* **WHAT THE EXERCISE ASKS**
All of the lines below are to be printed again exactly; images are excluded from the output.

----- GIVEN DATA

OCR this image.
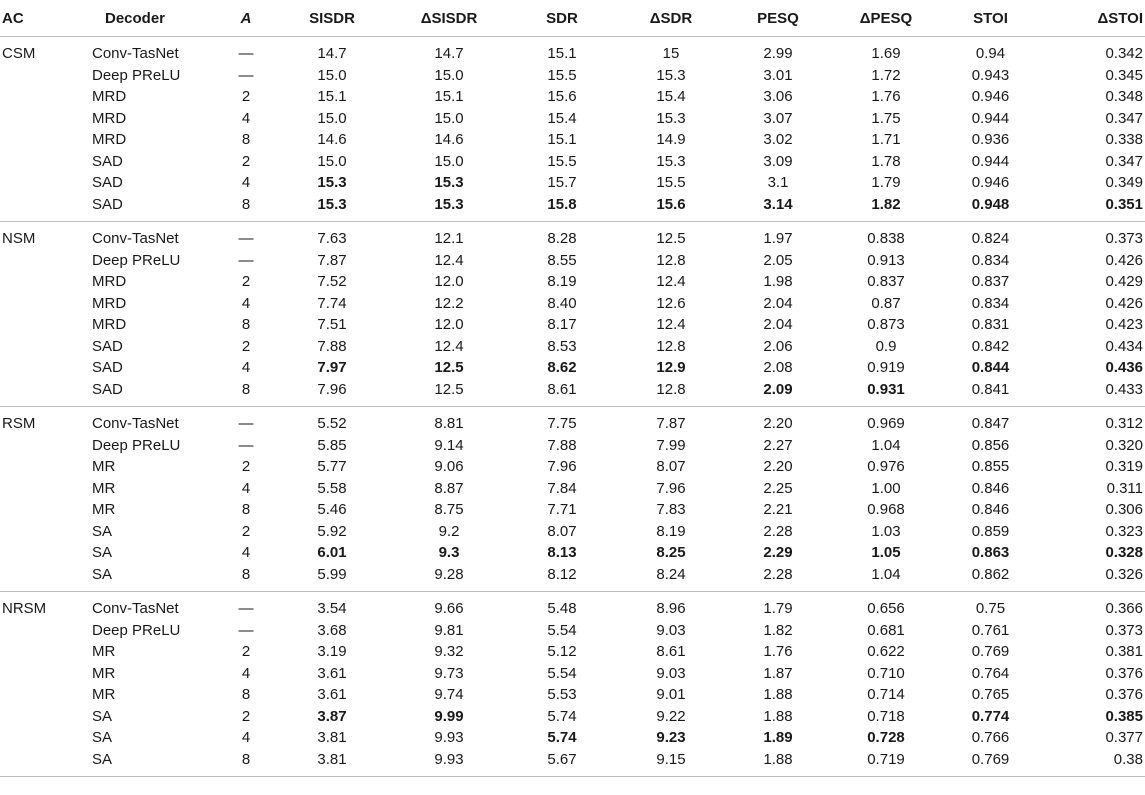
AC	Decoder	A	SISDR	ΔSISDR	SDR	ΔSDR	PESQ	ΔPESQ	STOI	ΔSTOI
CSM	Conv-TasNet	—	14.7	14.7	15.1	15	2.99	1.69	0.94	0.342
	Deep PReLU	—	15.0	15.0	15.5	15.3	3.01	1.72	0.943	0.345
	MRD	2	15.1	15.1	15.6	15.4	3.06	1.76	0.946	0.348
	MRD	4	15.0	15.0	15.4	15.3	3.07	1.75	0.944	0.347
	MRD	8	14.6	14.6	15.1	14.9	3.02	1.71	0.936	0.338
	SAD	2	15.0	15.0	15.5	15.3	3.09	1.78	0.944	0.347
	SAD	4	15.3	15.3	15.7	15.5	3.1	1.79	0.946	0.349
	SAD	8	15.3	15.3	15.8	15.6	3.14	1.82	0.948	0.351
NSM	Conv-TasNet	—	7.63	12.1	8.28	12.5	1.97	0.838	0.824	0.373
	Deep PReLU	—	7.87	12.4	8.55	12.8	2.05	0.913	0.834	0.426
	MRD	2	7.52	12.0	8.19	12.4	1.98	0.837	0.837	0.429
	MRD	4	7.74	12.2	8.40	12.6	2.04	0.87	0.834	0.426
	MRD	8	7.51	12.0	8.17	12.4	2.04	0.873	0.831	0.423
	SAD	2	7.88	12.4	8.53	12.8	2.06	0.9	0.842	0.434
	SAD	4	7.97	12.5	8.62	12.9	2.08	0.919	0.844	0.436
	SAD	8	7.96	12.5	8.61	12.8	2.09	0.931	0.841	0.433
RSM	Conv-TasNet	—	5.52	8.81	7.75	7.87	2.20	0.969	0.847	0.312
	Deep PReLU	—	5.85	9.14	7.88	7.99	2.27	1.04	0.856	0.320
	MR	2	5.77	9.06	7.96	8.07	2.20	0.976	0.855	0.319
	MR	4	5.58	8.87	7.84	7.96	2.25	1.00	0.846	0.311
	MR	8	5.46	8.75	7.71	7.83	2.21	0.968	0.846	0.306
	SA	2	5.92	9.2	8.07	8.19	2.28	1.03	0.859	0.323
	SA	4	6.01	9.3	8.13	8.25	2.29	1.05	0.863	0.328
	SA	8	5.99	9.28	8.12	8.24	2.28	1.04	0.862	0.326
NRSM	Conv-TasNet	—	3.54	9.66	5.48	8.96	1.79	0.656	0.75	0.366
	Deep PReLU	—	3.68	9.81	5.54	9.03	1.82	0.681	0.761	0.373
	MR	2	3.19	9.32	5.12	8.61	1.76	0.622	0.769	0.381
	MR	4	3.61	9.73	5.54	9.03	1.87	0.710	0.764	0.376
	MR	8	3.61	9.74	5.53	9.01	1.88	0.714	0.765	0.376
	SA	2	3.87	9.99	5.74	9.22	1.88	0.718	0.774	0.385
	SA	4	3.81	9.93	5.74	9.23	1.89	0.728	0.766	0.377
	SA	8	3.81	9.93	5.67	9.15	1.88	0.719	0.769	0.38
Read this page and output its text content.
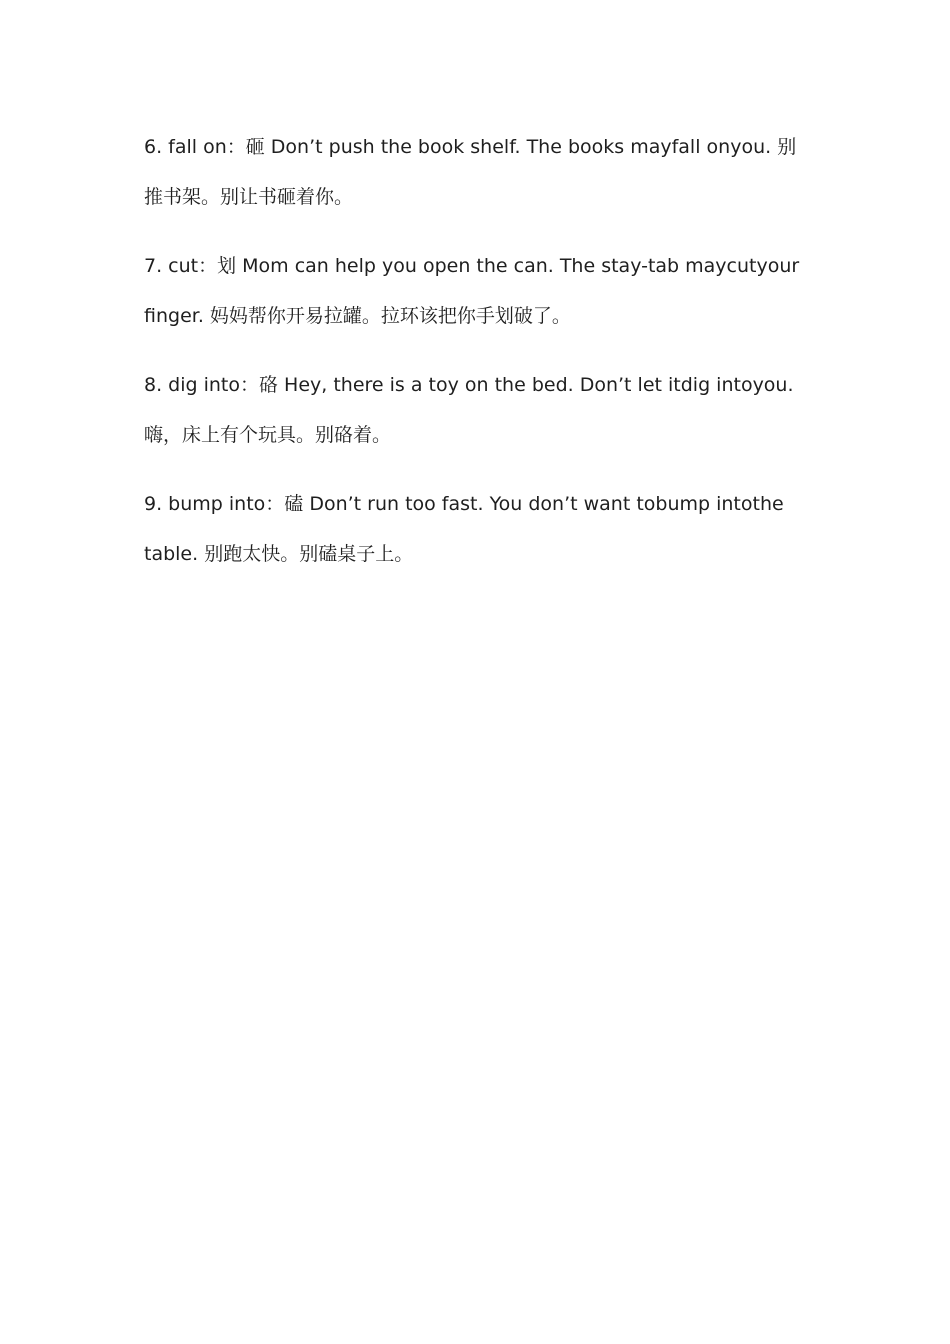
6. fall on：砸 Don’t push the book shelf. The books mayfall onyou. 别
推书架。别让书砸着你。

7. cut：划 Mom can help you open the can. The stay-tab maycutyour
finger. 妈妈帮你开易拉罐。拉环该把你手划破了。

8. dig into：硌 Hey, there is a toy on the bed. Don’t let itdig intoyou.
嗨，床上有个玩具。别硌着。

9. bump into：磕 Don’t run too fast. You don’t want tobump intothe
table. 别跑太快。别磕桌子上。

----------

* **WRITTEN ANSWER**
OCR this image.
AC	Decoder	A	SISDR	ΔSISDR	SDR	ΔSDR	PESQ	ΔPESQ	STOI	ΔSTOI
CSM	Conv-TasNet	—	14.7	14.7	15.1	15	2.99	1.69	0.94	0.342
	Deep PReLU	—	15.0	15.0	15.5	15.3	3.01	1.72	0.943	0.345
	MRD	2	15.1	15.1	15.6	15.4	3.06	1.76	0.946	0.348
	MRD	4	15.0	15.0	15.4	15.3	3.07	1.75	0.944	0.347
	MRD	8	14.6	14.6	15.1	14.9	3.02	1.71	0.936	0.338
	SAD	2	15.0	15.0	15.5	15.3	3.09	1.78	0.944	0.347
	SAD	4	15.3	15.3	15.7	15.5	3.1	1.79	0.946	0.349
	SAD	8	15.3	15.3	15.8	15.6	3.14	1.82	0.948	0.351
NSM	Conv-TasNet	—	7.63	12.1	8.28	12.5	1.97	0.838	0.824	0.373
	Deep PReLU	—	7.87	12.4	8.55	12.8	2.05	0.913	0.834	0.426
	MRD	2	7.52	12.0	8.19	12.4	1.98	0.837	0.837	0.429
	MRD	4	7.74	12.2	8.40	12.6	2.04	0.87	0.834	0.426
	MRD	8	7.51	12.0	8.17	12.4	2.04	0.873	0.831	0.423
	SAD	2	7.88	12.4	8.53	12.8	2.06	0.9	0.842	0.434
	SAD	4	7.97	12.5	8.62	12.9	2.08	0.919	0.844	0.436
	SAD	8	7.96	12.5	8.61	12.8	2.09	0.931	0.841	0.433
RSM	Conv-TasNet	—	5.52	8.81	7.75	7.87	2.20	0.969	0.847	0.312
	Deep PReLU	—	5.85	9.14	7.88	7.99	2.27	1.04	0.856	0.320
	MR	2	5.77	9.06	7.96	8.07	2.20	0.976	0.855	0.319
	MR	4	5.58	8.87	7.84	7.96	2.25	1.00	0.846	0.311
	MR	8	5.46	8.75	7.71	7.83	2.21	0.968	0.846	0.306
	SA	2	5.92	9.2	8.07	8.19	2.28	1.03	0.859	0.323
	SA	4	6.01	9.3	8.13	8.25	2.29	1.05	0.863	0.328
	SA	8	5.99	9.28	8.12	8.24	2.28	1.04	0.862	0.326
NRSM	Conv-TasNet	—	3.54	9.66	5.48	8.96	1.79	0.656	0.75	0.366
	Deep PReLU	—	3.68	9.81	5.54	9.03	1.82	0.681	0.761	0.373
	MR	2	3.19	9.32	5.12	8.61	1.76	0.622	0.769	0.381
	MR	4	3.61	9.73	5.54	9.03	1.87	0.710	0.764	0.376
	MR	8	3.61	9.74	5.53	9.01	1.88	0.714	0.765	0.376
	SA	2	3.87	9.99	5.74	9.22	1.88	0.718	0.774	0.385
	SA	4	3.81	9.93	5.74	9.23	1.89	0.728	0.766	0.377
	SA	8	3.81	9.93	5.67	9.15	1.88	0.719	0.769	0.38
Read this page and output its text content.
6. fall on：砸 Don’t push the book shelf. The books mayfall onyou. 别
推书架。别让书砸着你。

7. cut：划 Mom can help you open the can. The stay-tab maycutyour
finger. 妈妈帮你开易拉罐。拉环该把你手划破了。

8. dig into：硌 Hey, there is a toy on the bed. Don’t let itdig intoyou.
嗨，床上有个玩具。别硌着。

9. bump into：磕 Don’t run too fast. You don’t want tobump intothe
table. 别跑太快。别磕桌子上。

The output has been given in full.